__DIRECTION__. Transcribe the rows from the line with "svg-text:D4: D4 [181, 483, 193, 493]" to the line with "svg-text:14: 14 [198, 257, 204, 263]", including both of those lines.

________________________

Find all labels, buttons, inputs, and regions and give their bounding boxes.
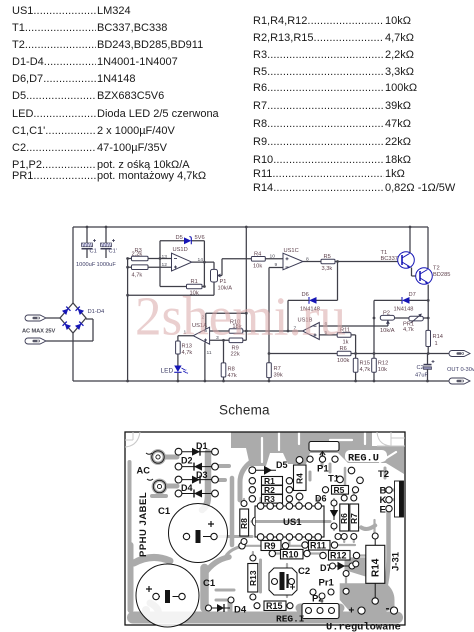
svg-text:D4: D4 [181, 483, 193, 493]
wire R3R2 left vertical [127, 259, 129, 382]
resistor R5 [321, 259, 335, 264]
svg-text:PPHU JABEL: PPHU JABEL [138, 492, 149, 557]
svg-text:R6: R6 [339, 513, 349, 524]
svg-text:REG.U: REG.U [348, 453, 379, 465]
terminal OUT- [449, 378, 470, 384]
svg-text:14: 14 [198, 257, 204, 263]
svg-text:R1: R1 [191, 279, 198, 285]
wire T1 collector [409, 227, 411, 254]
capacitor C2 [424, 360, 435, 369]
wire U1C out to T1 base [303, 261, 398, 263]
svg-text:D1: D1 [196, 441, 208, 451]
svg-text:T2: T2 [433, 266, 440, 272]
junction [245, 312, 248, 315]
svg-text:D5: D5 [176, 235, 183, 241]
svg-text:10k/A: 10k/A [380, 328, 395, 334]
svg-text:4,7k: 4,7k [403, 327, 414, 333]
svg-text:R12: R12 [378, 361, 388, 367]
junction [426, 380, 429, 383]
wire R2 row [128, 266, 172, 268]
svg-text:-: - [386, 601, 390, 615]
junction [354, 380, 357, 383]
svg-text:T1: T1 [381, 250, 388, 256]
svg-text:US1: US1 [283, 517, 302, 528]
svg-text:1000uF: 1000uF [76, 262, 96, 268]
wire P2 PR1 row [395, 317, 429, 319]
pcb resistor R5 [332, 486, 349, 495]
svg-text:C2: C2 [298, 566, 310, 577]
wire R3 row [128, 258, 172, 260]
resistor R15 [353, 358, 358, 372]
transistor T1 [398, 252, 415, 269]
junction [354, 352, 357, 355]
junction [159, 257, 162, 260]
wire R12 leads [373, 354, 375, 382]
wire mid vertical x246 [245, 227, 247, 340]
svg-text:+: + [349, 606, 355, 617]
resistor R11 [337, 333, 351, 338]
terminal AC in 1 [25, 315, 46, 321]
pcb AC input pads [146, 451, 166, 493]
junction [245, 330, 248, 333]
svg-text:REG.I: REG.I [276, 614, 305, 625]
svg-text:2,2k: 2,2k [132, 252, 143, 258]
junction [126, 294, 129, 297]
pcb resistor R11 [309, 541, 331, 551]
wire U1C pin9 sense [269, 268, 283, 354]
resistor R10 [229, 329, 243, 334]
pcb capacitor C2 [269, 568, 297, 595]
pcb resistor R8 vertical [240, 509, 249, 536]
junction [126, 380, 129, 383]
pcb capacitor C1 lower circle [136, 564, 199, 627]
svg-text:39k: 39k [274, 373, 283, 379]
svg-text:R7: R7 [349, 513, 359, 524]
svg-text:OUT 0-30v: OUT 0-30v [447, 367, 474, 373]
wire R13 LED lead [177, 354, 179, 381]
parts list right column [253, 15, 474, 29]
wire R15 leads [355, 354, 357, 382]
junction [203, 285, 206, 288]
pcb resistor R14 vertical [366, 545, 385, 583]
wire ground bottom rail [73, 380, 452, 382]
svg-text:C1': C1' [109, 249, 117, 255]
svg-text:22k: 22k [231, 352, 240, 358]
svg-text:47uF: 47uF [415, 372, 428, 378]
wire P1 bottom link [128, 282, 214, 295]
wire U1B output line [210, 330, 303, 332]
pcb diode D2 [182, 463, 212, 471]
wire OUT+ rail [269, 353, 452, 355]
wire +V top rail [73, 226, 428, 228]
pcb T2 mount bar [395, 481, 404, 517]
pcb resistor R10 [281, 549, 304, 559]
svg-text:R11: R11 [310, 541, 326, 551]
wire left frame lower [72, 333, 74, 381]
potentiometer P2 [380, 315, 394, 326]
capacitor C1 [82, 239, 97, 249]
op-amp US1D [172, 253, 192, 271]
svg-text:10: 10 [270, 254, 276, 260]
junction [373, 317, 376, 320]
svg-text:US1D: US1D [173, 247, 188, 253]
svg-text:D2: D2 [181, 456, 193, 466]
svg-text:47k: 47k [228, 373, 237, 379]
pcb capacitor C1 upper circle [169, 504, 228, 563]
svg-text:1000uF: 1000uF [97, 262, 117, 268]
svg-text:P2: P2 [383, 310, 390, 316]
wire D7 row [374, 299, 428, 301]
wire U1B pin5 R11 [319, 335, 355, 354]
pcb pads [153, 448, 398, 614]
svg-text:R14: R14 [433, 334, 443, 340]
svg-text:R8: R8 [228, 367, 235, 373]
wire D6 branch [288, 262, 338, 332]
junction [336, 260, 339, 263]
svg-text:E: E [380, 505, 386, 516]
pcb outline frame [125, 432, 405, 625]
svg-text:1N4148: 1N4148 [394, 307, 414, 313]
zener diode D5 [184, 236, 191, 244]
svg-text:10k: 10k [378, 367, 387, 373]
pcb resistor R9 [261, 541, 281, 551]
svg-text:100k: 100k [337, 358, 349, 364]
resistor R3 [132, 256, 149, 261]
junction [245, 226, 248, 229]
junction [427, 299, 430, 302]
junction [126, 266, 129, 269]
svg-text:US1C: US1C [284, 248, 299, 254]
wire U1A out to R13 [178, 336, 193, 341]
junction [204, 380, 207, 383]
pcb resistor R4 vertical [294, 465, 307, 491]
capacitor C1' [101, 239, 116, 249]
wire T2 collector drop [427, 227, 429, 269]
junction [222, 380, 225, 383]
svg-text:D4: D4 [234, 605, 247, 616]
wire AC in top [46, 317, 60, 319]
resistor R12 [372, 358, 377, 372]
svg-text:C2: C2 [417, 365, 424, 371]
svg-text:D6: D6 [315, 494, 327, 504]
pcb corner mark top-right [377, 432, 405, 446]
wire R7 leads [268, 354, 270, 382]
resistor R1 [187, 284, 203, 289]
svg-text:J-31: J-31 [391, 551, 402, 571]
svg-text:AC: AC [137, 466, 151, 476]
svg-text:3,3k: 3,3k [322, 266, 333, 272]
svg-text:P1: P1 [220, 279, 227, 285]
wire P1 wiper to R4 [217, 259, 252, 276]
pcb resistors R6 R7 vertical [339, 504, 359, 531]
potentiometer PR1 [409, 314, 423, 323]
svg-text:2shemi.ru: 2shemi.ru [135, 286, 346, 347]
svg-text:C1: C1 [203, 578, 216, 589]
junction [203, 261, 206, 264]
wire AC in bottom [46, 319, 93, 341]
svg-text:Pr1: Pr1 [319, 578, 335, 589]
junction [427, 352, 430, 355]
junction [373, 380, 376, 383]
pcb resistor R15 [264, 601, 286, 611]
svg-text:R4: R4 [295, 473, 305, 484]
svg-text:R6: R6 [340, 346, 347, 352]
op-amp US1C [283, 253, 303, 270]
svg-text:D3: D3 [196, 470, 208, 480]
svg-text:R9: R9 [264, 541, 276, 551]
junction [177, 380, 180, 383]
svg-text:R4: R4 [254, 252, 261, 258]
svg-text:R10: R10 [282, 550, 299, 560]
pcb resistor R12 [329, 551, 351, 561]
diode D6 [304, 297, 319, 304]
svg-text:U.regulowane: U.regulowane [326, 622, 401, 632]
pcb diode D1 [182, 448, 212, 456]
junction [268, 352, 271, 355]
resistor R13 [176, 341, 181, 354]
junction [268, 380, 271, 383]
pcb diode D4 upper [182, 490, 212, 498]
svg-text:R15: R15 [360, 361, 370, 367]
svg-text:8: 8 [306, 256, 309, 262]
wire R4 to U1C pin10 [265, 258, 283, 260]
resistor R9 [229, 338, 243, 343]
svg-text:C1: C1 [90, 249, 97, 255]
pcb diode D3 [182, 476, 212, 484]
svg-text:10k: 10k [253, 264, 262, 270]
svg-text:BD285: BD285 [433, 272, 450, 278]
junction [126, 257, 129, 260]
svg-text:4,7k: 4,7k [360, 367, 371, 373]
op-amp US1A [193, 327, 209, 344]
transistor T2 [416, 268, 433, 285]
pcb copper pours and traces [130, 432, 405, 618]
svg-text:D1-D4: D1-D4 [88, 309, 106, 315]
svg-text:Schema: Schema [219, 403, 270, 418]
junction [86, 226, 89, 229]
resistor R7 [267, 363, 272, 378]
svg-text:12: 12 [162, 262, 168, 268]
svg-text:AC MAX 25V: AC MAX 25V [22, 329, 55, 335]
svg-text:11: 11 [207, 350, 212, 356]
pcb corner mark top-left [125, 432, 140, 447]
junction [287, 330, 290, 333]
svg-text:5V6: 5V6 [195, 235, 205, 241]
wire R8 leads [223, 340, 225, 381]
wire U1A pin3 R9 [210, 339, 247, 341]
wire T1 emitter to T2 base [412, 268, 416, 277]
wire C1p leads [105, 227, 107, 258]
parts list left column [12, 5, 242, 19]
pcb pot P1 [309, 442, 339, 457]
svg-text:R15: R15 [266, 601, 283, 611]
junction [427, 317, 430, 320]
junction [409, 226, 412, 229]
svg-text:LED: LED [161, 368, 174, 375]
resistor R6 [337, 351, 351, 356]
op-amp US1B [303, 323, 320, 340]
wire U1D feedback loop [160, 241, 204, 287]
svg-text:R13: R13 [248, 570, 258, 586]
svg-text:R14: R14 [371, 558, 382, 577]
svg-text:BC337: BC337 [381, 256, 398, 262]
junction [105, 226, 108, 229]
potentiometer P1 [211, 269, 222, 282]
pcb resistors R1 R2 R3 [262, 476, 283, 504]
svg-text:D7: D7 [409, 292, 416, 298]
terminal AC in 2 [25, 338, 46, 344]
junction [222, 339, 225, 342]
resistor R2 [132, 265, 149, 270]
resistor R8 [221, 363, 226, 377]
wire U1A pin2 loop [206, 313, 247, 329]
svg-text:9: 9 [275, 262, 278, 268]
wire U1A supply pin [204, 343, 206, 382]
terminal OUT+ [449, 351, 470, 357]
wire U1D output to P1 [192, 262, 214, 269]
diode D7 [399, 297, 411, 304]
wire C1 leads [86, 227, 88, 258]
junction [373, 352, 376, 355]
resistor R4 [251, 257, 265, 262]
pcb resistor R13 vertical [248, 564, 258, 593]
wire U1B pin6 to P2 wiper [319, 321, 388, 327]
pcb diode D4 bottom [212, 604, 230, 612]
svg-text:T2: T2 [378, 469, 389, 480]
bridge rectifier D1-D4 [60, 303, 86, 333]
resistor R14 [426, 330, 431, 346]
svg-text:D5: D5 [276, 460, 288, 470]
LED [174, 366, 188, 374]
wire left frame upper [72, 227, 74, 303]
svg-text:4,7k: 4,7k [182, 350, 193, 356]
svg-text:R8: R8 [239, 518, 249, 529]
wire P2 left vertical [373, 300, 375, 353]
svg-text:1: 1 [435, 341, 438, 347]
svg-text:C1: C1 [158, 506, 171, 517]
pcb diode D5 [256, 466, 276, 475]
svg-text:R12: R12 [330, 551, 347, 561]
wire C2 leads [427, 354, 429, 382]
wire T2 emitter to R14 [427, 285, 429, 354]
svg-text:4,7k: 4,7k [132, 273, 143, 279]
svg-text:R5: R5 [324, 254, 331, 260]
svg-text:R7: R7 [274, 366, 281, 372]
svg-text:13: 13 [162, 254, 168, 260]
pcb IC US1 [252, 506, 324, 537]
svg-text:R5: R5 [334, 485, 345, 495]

________________________

__EXPECTED ANSWER__.
svg-text:D4: D4 [181, 483, 193, 493]
wire R3R2 left vertical [127, 259, 129, 382]
resistor R5 [321, 259, 335, 264]
svg-text:PPHU JABEL: PPHU JABEL [138, 492, 149, 557]
svg-text:R6: R6 [339, 513, 349, 524]
svg-text:REG.U: REG.U [348, 453, 379, 465]
terminal OUT- [449, 378, 470, 384]
svg-text:14: 14 [198, 257, 204, 263]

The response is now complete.